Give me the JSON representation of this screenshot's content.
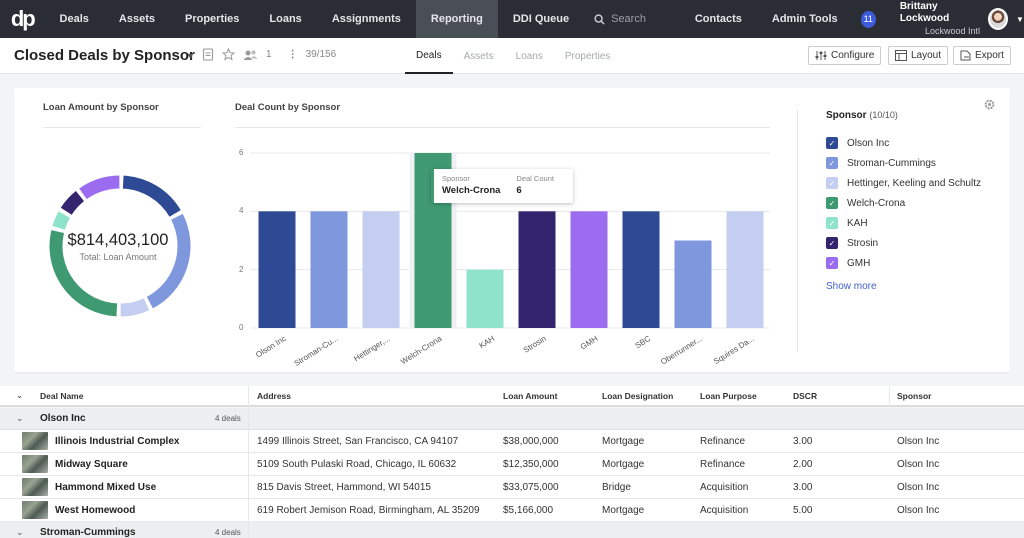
{
  "nav": {
    "logo": "dp",
    "items": [
      {
        "label": "Deals",
        "active": false
      },
      {
        "label": "Assets",
        "active": false
      },
      {
        "label": "Properties",
        "active": false
      },
      {
        "label": "Loans",
        "active": false
      },
      {
        "label": "Assignments",
        "active": false
      },
      {
        "label": "Reporting",
        "active": true
      },
      {
        "label": "DDI Queue",
        "active": false
      }
    ],
    "search_placeholder": "Search",
    "right_items": [
      "Contacts",
      "Admin Tools"
    ],
    "notification_count": "11",
    "user_name": "Brittany Lockwood",
    "user_org": "Lockwood Intl"
  },
  "subheader": {
    "title": "Closed Deals by Sponsor",
    "shared_count": "1",
    "record_count": "39/156",
    "tabs": [
      {
        "label": "Deals",
        "active": true
      },
      {
        "label": "Assets",
        "active": false
      },
      {
        "label": "Loans",
        "active": false
      },
      {
        "label": "Properties",
        "active": false
      }
    ],
    "configure_label": "Configure",
    "layout_label": "Layout",
    "export_label": "Export"
  },
  "colors": {
    "Olson Inc": "#2f4a94",
    "Stroman-Cummings": "#7e97dd",
    "Hettinger, Keeling and Schultz": "#c3cef0",
    "Welch-Crona": "#3f9a72",
    "KAH": "#8fe3cb",
    "Strosin": "#34236e",
    "GMH": "#9b6cf0",
    "Oberbrunner": "#7e97dd",
    "Squires": "#c3cef0"
  },
  "donut": {
    "title": "Loan Amount by Sponsor",
    "total": "$814,403,100",
    "total_label": "Total: Loan Amount"
  },
  "chart_data": [
    {
      "type": "pie",
      "title": "Loan Amount by Sponsor",
      "categories": [
        "Olson Inc",
        "Stroman-Cummings",
        "Hettinger, Keeling and Schultz",
        "Welch-Crona",
        "KAH",
        "Strosin",
        "GMH"
      ],
      "values": [
        11,
        17,
        5,
        19,
        3,
        4,
        7
      ],
      "values_note_free": true
    },
    {
      "type": "bar",
      "title": "Deal Count by Sponsor",
      "categories": [
        "Olson Inc",
        "Stroman-Cu...",
        "Hettinger,...",
        "Welch-Crona",
        "KAH",
        "Strosin",
        "GMH",
        "SBC",
        "Oberrunner...",
        "Squires Da..."
      ],
      "values": [
        4,
        4,
        4,
        6,
        2,
        4,
        4,
        4,
        3,
        4
      ],
      "ylim": [
        0,
        6
      ],
      "yticks": [
        "0",
        "2",
        "4",
        "6"
      ],
      "tooltip": {
        "sponsor_label": "Sponsor",
        "sponsor_value": "Welch-Crona",
        "count_label": "Deal Count",
        "count_value": "6"
      }
    }
  ],
  "legend": {
    "title": "Sponsor",
    "count": "(10/10)",
    "items": [
      "Olson Inc",
      "Stroman-Cummings",
      "Hettinger, Keeling and Schultz",
      "Welch-Crona",
      "KAH",
      "Strosin",
      "GMH"
    ],
    "show_more": "Show more"
  },
  "table": {
    "columns": [
      "Deal Name",
      "Address",
      "Loan Amount",
      "Loan Designation",
      "Loan Purpose",
      "DSCR",
      "Sponsor"
    ],
    "groups": [
      {
        "name": "Olson Inc",
        "count": "4 deals",
        "rows": [
          [
            "Illinois Industrial Complex",
            "1499 Illinois Street, San Francisco, CA 94107",
            "$38,000,000",
            "Mortgage",
            "Refinance",
            "3.00",
            "Olson Inc"
          ],
          [
            "Midway Square",
            "5109 South Pulaski Road, Chicago, IL 60632",
            "$12,350,000",
            "Mortgage",
            "Refinance",
            "2.00",
            "Olson Inc"
          ],
          [
            "Hammond Mixed Use",
            "815 Davis Street, Hammond, WI 54015",
            "$33,075,000",
            "Bridge",
            "Acquisition",
            "3.00",
            "Olson Inc"
          ],
          [
            "West Homewood",
            "619 Robert Jemison Road, Birmingham, AL 35209",
            "$5,166,000",
            "Mortgage",
            "Acquisition",
            "5.00",
            "Olson Inc"
          ]
        ]
      },
      {
        "name": "Stroman-Cummings",
        "count": "4 deals",
        "rows": []
      }
    ]
  }
}
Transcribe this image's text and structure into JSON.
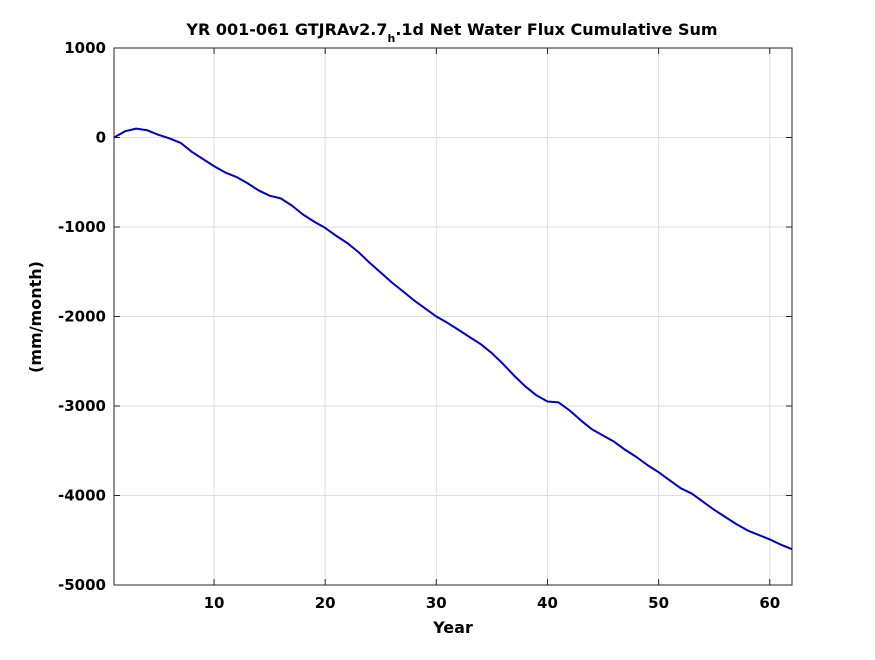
{
  "chart_data": {
    "type": "line",
    "title": "YR 001-061 GTJRAv2.7",
    "title_subscript": "h",
    "title_suffix": ".1d Net Water Flux Cumulative Sum",
    "xlabel": "Year",
    "ylabel": "(mm/month)",
    "xlim": [
      1,
      62
    ],
    "ylim": [
      -5000,
      1000
    ],
    "xticks": [
      10,
      20,
      30,
      40,
      50,
      60
    ],
    "yticks": [
      1000,
      0,
      -1000,
      -2000,
      -3000,
      -4000,
      -5000
    ],
    "grid": true,
    "line_color": "#0000cc",
    "series": [
      {
        "x": [
          1,
          2,
          3,
          4,
          5,
          6,
          7,
          8,
          9,
          10,
          11,
          12,
          13,
          14,
          15,
          16,
          17,
          18,
          19,
          20,
          21,
          22,
          23,
          24,
          25,
          26,
          27,
          28,
          29,
          30,
          31,
          32,
          33,
          34,
          35,
          36,
          37,
          38,
          39,
          40,
          41,
          42,
          43,
          44,
          45,
          46,
          47,
          48,
          49,
          50,
          51,
          52,
          53,
          54,
          55,
          56,
          57,
          58,
          59,
          60,
          61,
          62
        ],
        "values": [
          0,
          70,
          100,
          80,
          30,
          -10,
          -60,
          -160,
          -240,
          -320,
          -390,
          -440,
          -510,
          -590,
          -650,
          -680,
          -760,
          -860,
          -940,
          -1010,
          -1100,
          -1180,
          -1280,
          -1400,
          -1510,
          -1620,
          -1720,
          -1820,
          -1910,
          -2000,
          -2070,
          -2150,
          -2230,
          -2310,
          -2410,
          -2530,
          -2660,
          -2780,
          -2880,
          -2950,
          -2960,
          -3050,
          -3160,
          -3260,
          -3330,
          -3400,
          -3490,
          -3570,
          -3660,
          -3740,
          -3830,
          -3920,
          -3980,
          -4070,
          -4160,
          -4240,
          -4320,
          -4390,
          -4440,
          -4490,
          -4550,
          -4600
        ]
      }
    ]
  }
}
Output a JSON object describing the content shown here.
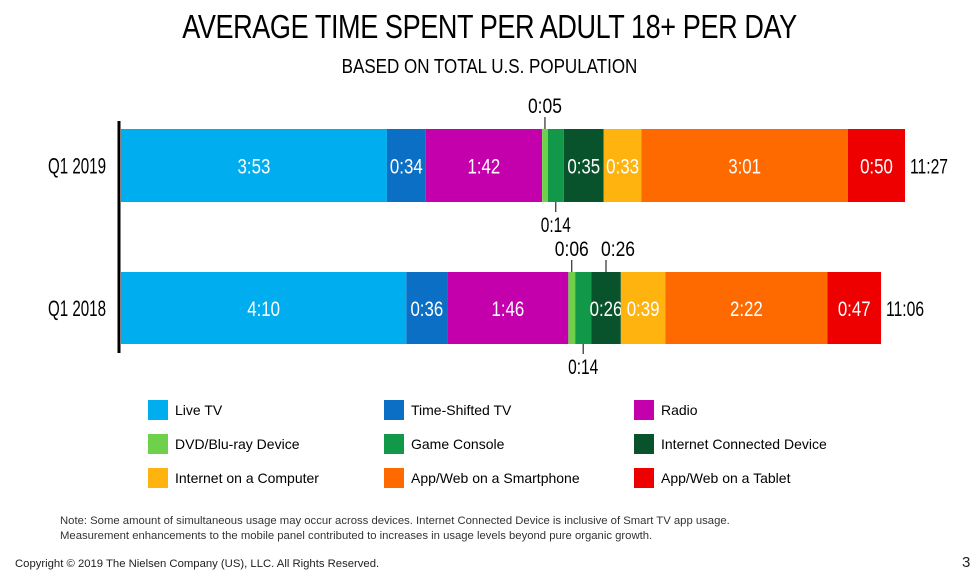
{
  "chart_data": {
    "type": "bar",
    "orientation": "horizontal-stacked",
    "title": "AVERAGE TIME SPENT PER ADULT 18+ PER DAY",
    "subtitle": "BASED ON TOTAL U.S. POPULATION",
    "categories": [
      "Q1 2019",
      "Q1 2018"
    ],
    "series": [
      {
        "name": "Live TV",
        "color": "#00aeef",
        "values": [
          233,
          250
        ],
        "labels": [
          "3:53",
          "4:10"
        ]
      },
      {
        "name": "Time-Shifted TV",
        "color": "#0b6fc5",
        "values": [
          34,
          36
        ],
        "labels": [
          "0:34",
          "0:36"
        ]
      },
      {
        "name": "Radio",
        "color": "#c400ac",
        "values": [
          102,
          106
        ],
        "labels": [
          "1:42",
          "1:46"
        ]
      },
      {
        "name": "DVD/Blu-ray Device",
        "color": "#6fd14b",
        "values": [
          5,
          6
        ],
        "labels": [
          "0:05",
          "0:06"
        ]
      },
      {
        "name": "Game Console",
        "color": "#119848",
        "values": [
          14,
          14
        ],
        "labels": [
          "0:14",
          "0:14"
        ]
      },
      {
        "name": "Internet Connected Device",
        "color": "#08532c",
        "values": [
          35,
          26
        ],
        "labels": [
          "0:35",
          "0:26"
        ]
      },
      {
        "name": "Internet on a Computer",
        "color": "#ffb30f",
        "values": [
          33,
          39
        ],
        "labels": [
          "0:33",
          "0:39"
        ]
      },
      {
        "name": "App/Web on a Smartphone",
        "color": "#ff6a00",
        "values": [
          181,
          142
        ],
        "labels": [
          "3:01",
          "2:22"
        ]
      },
      {
        "name": "App/Web on a Tablet",
        "color": "#ee0000",
        "values": [
          50,
          47
        ],
        "labels": [
          "0:50",
          "0:47"
        ]
      }
    ],
    "totals": [
      "11:27",
      "11:06"
    ],
    "xlabel": "",
    "ylabel": "",
    "units": "minutes",
    "legend_position": "bottom"
  },
  "note": "Note: Some amount of simultaneous usage may occur across devices. Internet Connected Device is inclusive of Smart TV app usage.",
  "note2": "Measurement enhancements to the mobile panel contributed to increases in usage levels beyond pure organic growth.",
  "copyright": "Copyright © 2019 The Nielsen Company (US), LLC. All Rights Reserved.",
  "page_number": "3"
}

-=-=-=-=-

Request ▸ Copy all lines from the material that hold "Device".

Full solution ▸
        "name": "DVD/Blu-ray Device",
        "name": "Internet Connected Device",
  "note": "Note: Some amount of simultaneous usage may occur across devices. Internet Connected Device is inclusive of Smart TV app usage.",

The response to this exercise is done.